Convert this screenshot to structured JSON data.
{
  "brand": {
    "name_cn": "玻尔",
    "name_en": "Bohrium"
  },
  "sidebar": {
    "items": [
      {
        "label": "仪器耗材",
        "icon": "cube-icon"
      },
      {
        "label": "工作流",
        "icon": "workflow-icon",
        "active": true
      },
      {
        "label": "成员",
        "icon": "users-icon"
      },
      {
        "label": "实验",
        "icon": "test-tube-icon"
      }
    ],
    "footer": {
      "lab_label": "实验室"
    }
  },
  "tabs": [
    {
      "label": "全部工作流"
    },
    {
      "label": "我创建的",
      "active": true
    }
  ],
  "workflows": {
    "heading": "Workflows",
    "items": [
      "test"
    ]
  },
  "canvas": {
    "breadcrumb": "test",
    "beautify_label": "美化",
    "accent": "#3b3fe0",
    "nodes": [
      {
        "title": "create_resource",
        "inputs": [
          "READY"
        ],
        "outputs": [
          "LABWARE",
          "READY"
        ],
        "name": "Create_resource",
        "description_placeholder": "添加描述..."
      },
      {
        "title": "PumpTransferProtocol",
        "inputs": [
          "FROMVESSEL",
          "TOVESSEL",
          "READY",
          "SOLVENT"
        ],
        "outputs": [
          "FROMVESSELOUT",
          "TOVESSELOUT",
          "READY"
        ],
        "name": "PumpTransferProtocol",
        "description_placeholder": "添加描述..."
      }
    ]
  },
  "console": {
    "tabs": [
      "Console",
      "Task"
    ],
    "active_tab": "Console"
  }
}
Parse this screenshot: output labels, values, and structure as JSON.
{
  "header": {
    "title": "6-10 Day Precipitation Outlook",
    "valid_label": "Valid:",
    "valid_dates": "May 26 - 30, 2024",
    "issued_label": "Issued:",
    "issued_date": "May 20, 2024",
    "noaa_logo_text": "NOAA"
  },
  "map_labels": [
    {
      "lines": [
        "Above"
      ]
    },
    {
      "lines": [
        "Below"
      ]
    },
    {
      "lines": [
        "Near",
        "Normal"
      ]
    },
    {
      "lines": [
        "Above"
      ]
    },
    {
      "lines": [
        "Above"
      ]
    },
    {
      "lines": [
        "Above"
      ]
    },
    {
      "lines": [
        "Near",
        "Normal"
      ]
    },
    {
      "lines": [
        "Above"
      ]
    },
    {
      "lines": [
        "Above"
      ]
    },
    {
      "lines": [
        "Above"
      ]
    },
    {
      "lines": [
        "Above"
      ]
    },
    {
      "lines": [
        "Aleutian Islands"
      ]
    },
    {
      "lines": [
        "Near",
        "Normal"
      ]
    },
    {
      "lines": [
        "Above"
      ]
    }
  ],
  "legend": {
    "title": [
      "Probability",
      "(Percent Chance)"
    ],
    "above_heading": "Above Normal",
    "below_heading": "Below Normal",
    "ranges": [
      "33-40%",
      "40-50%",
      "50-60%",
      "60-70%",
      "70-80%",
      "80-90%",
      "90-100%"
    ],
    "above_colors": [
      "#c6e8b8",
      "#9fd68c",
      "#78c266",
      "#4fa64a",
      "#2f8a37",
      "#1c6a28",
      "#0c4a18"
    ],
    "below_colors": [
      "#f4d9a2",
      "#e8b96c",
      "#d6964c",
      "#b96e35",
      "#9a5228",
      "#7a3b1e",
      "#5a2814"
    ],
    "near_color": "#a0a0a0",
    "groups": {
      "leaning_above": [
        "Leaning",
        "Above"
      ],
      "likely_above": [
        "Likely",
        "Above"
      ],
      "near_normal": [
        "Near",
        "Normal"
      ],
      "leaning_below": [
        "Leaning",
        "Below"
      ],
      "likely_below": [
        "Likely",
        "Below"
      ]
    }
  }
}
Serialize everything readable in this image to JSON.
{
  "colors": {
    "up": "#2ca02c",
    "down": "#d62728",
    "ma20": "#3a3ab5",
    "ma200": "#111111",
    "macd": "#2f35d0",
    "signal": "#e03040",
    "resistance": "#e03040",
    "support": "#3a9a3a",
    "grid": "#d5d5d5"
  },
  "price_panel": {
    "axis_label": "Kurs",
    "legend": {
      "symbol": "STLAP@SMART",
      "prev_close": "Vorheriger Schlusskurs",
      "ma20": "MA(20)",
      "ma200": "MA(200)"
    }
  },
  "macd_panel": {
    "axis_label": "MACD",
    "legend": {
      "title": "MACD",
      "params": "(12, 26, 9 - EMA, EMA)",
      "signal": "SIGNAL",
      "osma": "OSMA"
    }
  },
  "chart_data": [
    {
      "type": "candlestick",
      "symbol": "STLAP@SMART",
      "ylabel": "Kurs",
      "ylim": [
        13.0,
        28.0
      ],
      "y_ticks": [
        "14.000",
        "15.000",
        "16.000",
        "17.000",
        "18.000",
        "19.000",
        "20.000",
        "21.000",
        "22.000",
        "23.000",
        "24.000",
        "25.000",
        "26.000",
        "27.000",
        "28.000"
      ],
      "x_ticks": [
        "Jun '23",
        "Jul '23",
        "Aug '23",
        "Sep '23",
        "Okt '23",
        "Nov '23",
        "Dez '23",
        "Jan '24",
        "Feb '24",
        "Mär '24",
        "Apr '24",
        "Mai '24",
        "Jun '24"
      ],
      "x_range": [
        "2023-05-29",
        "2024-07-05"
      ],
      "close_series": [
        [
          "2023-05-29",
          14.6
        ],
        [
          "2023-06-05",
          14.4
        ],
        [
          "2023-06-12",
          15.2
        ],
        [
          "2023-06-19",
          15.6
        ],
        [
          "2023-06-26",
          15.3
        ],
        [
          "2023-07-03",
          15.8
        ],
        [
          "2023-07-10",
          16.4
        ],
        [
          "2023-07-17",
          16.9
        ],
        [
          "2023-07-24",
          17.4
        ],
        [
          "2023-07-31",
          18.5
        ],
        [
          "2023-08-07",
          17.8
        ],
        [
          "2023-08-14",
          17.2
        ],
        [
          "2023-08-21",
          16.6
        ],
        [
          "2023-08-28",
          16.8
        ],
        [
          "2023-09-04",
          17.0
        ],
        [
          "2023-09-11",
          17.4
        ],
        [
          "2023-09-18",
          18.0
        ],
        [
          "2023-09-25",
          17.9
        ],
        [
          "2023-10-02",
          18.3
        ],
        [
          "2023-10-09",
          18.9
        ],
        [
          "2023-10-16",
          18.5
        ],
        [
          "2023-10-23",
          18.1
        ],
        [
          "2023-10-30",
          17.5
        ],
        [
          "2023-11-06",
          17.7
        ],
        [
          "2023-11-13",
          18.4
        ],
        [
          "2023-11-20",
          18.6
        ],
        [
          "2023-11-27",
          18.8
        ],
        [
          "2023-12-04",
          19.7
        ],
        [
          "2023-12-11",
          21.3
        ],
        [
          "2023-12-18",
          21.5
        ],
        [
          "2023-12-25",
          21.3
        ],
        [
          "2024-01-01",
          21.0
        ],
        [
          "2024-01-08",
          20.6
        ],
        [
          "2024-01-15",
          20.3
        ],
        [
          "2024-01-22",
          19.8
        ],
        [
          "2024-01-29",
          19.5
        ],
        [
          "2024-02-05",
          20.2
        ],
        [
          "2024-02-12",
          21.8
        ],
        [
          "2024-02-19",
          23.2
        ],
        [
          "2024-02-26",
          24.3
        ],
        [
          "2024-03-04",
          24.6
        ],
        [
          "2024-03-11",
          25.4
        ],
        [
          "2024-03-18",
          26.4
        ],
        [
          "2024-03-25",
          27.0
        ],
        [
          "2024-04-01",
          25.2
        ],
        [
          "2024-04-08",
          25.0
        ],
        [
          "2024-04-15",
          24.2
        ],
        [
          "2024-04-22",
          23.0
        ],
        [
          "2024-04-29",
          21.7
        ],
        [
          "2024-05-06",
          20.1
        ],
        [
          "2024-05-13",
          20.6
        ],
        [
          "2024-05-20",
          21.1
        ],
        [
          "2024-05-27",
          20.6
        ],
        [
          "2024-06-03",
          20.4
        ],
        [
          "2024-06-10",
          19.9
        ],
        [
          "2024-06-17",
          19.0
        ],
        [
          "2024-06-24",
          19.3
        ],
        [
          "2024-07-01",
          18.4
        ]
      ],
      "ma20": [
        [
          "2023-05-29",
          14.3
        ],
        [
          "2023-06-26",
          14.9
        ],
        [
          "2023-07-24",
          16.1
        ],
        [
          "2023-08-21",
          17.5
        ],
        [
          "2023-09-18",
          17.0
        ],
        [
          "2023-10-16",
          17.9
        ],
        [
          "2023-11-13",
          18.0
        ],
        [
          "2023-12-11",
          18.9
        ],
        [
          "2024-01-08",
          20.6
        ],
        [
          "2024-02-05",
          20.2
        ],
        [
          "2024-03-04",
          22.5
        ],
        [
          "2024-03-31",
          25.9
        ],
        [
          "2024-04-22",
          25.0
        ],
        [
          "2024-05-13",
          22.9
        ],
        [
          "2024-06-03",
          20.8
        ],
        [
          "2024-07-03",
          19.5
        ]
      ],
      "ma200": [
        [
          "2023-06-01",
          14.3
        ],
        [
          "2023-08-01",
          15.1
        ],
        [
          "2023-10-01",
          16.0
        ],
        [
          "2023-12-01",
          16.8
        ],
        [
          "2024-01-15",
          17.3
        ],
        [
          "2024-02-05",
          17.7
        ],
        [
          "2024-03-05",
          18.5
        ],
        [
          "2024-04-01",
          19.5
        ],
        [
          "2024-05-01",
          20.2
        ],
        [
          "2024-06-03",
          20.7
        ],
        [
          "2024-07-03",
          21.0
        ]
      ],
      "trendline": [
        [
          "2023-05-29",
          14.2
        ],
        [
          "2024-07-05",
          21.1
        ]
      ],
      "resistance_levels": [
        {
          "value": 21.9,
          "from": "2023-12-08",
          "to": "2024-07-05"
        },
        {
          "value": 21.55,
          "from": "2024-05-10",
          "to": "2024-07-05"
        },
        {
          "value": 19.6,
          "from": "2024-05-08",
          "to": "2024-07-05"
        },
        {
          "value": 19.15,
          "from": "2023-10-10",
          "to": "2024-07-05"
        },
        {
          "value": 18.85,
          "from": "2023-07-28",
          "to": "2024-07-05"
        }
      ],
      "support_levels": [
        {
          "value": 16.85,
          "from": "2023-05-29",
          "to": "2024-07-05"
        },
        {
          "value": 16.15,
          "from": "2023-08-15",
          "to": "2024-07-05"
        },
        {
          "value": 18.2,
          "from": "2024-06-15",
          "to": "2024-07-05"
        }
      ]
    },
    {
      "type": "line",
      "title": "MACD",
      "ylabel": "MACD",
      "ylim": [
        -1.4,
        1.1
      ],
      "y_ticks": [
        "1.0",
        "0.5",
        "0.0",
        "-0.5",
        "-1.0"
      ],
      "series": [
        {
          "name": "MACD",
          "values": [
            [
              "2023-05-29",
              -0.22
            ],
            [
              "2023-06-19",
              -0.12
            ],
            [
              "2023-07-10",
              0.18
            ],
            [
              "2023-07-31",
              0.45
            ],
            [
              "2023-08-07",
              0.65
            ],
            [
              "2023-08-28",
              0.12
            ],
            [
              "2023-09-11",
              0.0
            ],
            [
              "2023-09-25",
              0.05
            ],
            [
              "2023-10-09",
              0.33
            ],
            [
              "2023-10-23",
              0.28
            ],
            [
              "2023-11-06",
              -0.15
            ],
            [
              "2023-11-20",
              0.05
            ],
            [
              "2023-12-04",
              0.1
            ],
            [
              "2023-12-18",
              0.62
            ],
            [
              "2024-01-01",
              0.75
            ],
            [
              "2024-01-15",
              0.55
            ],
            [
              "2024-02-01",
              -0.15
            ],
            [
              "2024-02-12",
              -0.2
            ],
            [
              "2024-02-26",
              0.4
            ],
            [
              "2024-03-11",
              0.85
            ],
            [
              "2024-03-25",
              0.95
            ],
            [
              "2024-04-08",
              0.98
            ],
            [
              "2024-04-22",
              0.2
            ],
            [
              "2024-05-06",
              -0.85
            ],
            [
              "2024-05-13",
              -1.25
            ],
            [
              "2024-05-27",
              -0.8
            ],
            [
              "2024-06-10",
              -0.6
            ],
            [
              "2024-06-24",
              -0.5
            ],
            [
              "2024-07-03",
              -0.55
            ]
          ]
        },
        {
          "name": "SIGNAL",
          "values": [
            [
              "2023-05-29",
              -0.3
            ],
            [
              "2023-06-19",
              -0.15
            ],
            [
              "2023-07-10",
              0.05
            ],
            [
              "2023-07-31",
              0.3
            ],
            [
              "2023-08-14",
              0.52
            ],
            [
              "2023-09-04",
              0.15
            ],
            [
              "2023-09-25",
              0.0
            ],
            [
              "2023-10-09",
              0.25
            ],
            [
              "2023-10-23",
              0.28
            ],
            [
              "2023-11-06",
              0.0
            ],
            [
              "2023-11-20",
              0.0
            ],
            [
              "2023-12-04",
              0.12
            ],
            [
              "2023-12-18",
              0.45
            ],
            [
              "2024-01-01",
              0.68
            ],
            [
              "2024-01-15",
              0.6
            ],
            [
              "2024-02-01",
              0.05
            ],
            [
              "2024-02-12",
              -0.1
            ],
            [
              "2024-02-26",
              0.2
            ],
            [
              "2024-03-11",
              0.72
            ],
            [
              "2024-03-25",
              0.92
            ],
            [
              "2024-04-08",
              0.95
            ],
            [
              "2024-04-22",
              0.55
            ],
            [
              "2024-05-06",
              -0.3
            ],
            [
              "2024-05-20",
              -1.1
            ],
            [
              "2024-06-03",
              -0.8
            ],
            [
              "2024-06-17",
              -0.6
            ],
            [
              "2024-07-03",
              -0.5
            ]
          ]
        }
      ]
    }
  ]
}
::::::::
● **Prompt**:
In the entries above, find each line with the string "PumpTransferProtocol" and copy it.

● **Answer to the task**:
        "title": "PumpTransferProtocol",
        "name": "PumpTransferProtocol",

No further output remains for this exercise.